▶ Aim
In the records below, find each line with the word "this" and copy it.

▶ Raw records
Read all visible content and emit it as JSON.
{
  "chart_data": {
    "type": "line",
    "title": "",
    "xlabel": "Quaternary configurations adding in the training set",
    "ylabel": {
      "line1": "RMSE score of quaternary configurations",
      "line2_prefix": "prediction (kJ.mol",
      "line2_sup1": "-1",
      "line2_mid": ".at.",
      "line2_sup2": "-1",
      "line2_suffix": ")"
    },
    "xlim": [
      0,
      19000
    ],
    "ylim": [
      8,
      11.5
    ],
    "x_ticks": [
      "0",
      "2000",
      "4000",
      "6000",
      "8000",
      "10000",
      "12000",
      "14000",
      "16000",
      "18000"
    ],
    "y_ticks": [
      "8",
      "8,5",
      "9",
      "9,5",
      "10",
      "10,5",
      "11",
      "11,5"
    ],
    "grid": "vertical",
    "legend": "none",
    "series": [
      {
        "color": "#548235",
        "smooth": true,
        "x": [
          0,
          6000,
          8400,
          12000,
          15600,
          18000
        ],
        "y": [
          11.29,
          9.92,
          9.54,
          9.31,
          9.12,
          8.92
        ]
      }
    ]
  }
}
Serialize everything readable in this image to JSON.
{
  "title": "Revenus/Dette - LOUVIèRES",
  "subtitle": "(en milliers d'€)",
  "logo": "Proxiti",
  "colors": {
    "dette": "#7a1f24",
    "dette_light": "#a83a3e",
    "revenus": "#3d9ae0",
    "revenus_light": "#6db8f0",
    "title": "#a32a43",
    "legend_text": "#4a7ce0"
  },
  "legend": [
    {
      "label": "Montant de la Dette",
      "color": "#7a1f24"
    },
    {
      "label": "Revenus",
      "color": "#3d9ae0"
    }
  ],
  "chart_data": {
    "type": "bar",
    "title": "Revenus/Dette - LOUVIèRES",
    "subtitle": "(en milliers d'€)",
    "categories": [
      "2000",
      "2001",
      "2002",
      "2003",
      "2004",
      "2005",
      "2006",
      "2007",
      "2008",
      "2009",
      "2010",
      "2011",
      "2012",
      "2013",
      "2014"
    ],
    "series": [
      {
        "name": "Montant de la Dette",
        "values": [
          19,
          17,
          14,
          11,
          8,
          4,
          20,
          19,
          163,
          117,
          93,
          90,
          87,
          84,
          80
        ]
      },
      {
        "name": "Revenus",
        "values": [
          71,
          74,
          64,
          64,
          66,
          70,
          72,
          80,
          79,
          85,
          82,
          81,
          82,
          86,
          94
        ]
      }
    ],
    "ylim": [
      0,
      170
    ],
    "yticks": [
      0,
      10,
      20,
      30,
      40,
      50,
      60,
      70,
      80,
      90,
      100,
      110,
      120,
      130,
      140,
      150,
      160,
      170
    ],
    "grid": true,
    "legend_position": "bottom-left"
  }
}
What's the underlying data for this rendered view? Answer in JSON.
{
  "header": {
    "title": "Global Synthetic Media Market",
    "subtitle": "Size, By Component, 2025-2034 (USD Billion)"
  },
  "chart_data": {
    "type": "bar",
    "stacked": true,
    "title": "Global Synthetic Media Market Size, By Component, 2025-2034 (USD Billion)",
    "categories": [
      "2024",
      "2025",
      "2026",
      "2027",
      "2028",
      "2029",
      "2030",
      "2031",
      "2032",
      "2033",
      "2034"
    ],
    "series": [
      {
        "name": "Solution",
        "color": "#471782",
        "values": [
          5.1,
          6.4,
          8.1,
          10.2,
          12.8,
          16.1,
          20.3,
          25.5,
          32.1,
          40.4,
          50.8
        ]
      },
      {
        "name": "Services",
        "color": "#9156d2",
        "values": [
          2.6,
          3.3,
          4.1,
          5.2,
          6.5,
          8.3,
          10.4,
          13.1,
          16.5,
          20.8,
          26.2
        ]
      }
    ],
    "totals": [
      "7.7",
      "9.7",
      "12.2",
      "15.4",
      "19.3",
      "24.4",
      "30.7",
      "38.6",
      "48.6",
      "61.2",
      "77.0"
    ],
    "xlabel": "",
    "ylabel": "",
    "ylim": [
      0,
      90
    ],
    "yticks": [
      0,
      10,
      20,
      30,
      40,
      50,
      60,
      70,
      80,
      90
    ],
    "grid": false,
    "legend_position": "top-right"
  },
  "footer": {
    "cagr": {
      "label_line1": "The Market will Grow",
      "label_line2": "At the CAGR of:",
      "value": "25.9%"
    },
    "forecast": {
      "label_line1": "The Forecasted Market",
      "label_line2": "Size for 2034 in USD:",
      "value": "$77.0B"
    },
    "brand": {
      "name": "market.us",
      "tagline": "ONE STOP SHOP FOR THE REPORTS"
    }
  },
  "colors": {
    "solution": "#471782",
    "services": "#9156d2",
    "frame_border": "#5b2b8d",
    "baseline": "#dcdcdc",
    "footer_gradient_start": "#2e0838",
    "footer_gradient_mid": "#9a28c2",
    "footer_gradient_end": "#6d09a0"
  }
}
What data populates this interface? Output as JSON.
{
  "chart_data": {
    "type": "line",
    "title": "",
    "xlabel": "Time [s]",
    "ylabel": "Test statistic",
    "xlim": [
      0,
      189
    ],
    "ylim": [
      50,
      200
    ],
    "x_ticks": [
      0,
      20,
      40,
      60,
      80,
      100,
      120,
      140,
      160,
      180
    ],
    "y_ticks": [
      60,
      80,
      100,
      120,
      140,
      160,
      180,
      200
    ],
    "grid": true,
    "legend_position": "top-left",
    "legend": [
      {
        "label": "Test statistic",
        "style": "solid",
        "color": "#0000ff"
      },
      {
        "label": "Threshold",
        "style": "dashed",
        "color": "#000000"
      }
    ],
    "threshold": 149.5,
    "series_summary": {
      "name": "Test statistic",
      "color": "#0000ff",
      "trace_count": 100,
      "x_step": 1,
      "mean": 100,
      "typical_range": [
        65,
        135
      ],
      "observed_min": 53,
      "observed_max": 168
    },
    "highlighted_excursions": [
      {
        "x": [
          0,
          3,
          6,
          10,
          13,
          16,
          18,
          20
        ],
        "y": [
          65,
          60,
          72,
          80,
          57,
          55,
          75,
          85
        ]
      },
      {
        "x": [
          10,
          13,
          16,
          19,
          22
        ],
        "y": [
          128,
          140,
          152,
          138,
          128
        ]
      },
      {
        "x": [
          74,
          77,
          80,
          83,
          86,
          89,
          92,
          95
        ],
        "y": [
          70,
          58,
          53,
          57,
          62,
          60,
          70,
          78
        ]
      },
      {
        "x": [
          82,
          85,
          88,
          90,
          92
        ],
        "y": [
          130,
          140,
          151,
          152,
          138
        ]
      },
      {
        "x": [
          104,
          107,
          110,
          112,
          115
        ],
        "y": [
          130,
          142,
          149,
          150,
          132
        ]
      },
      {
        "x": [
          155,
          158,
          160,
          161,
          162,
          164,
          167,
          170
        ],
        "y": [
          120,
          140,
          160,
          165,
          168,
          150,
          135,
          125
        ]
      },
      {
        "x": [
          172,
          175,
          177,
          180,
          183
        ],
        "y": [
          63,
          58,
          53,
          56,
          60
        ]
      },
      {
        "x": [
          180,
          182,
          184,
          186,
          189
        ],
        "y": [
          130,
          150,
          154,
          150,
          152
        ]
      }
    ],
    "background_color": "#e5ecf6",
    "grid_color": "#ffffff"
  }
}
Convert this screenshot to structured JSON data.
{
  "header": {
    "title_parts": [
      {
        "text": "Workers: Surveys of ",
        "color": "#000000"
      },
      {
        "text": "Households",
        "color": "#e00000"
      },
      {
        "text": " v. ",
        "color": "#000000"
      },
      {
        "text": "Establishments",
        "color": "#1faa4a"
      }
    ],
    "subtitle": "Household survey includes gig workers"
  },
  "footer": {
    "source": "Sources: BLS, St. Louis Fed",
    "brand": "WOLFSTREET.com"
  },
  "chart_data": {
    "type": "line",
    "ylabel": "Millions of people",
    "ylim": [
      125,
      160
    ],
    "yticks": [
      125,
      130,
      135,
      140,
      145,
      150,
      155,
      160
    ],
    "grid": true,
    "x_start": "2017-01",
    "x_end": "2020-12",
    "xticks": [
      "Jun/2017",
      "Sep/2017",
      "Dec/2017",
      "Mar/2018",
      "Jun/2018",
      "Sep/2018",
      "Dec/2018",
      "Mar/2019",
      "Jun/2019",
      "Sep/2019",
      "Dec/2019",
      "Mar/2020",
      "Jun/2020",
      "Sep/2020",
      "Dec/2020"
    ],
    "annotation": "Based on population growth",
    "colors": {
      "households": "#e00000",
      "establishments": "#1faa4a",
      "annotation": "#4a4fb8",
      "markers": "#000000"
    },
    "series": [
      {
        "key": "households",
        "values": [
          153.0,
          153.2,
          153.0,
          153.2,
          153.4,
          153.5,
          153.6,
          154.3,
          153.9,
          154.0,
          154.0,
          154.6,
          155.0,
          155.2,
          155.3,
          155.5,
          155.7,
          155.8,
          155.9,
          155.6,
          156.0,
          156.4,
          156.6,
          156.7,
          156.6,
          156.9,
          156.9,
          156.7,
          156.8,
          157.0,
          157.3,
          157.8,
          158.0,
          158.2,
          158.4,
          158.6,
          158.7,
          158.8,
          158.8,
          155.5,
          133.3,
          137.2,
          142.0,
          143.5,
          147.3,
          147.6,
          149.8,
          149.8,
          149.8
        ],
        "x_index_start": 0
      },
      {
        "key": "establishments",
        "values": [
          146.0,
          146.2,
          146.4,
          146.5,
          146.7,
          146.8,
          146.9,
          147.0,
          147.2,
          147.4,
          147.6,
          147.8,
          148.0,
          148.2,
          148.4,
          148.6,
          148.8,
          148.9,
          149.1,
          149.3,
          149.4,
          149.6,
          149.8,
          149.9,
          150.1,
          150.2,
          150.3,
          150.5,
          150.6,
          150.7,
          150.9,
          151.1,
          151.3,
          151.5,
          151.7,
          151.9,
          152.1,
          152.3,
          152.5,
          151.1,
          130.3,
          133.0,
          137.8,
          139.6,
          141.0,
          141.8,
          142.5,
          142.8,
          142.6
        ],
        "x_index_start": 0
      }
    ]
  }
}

▶ Answer below
Serialize everything readable in this image to JSON.
What's the underlying data for this rendered view? Answer in JSON.
What data populates this interface? Output as JSON.
Convert this screenshot to structured JSON data.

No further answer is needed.